*WORK REQUIRED*. Can you replace every "page-dot" with "pagination-dot" in the data below, copy everything else unchanged, and leave out the pictures?

*RAW RECORDS*.
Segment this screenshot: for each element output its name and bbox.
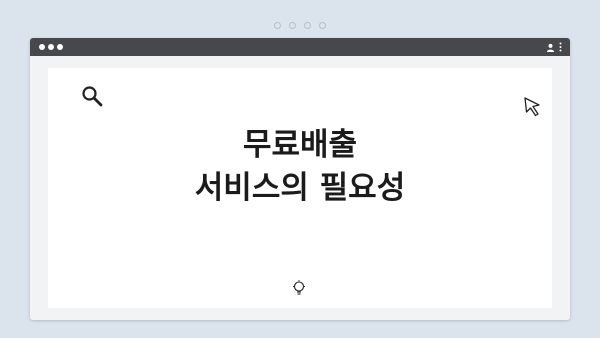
lightbulb-icon — [293, 280, 305, 295]
page-dot[interactable] — [304, 22, 311, 29]
window-dot-3[interactable] — [57, 44, 63, 50]
page-dot[interactable] — [319, 22, 326, 29]
window-titlebar — [30, 38, 570, 56]
page-dot[interactable] — [289, 22, 296, 29]
slide-title-line-1: 무료배출 — [242, 127, 358, 163]
window-dot-1[interactable] — [39, 44, 45, 50]
page-dot[interactable] — [274, 22, 281, 29]
window-dot-2[interactable] — [48, 44, 54, 50]
kebab-menu-icon[interactable] — [559, 42, 562, 52]
user-icon[interactable] — [546, 43, 555, 52]
slide-title-line-2: 서비스의 필요성 — [194, 170, 406, 206]
slide-content: 무료배출 서비스의 필요성 — [48, 68, 552, 308]
slide-title: 무료배출 서비스의 필요성 — [48, 124, 552, 210]
window-controls — [39, 44, 63, 50]
page-indicator — [0, 22, 600, 29]
browser-window: 무료배출 서비스의 필요성 — [30, 38, 570, 320]
search-icon — [82, 86, 103, 107]
titlebar-actions — [546, 42, 562, 52]
cursor-icon — [524, 97, 540, 117]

*WORKED SOLUTION*.
Segment this screenshot: for each element output its name and bbox.
lightbulb-icon — [293, 280, 305, 295]
pagination-dot[interactable] — [304, 22, 311, 29]
window-dot-3[interactable] — [57, 44, 63, 50]
pagination-dot[interactable] — [319, 22, 326, 29]
window-titlebar — [30, 38, 570, 56]
pagination-dot[interactable] — [289, 22, 296, 29]
slide-title-line-1: 무료배출 — [242, 127, 358, 163]
window-dot-1[interactable] — [39, 44, 45, 50]
pagination-dot[interactable] — [274, 22, 281, 29]
window-dot-2[interactable] — [48, 44, 54, 50]
kebab-menu-icon[interactable] — [559, 42, 562, 52]
user-icon[interactable] — [546, 43, 555, 52]
slide-title-line-2: 서비스의 필요성 — [194, 170, 406, 206]
slide-content: 무료배출 서비스의 필요성 — [48, 68, 552, 308]
slide-title: 무료배출 서비스의 필요성 — [48, 124, 552, 210]
window-controls — [39, 44, 63, 50]
page-indicator — [0, 22, 600, 29]
browser-window: 무료배출 서비스의 필요성 — [30, 38, 570, 320]
search-icon — [82, 86, 103, 107]
titlebar-actions — [546, 42, 562, 52]
cursor-icon — [524, 97, 540, 117]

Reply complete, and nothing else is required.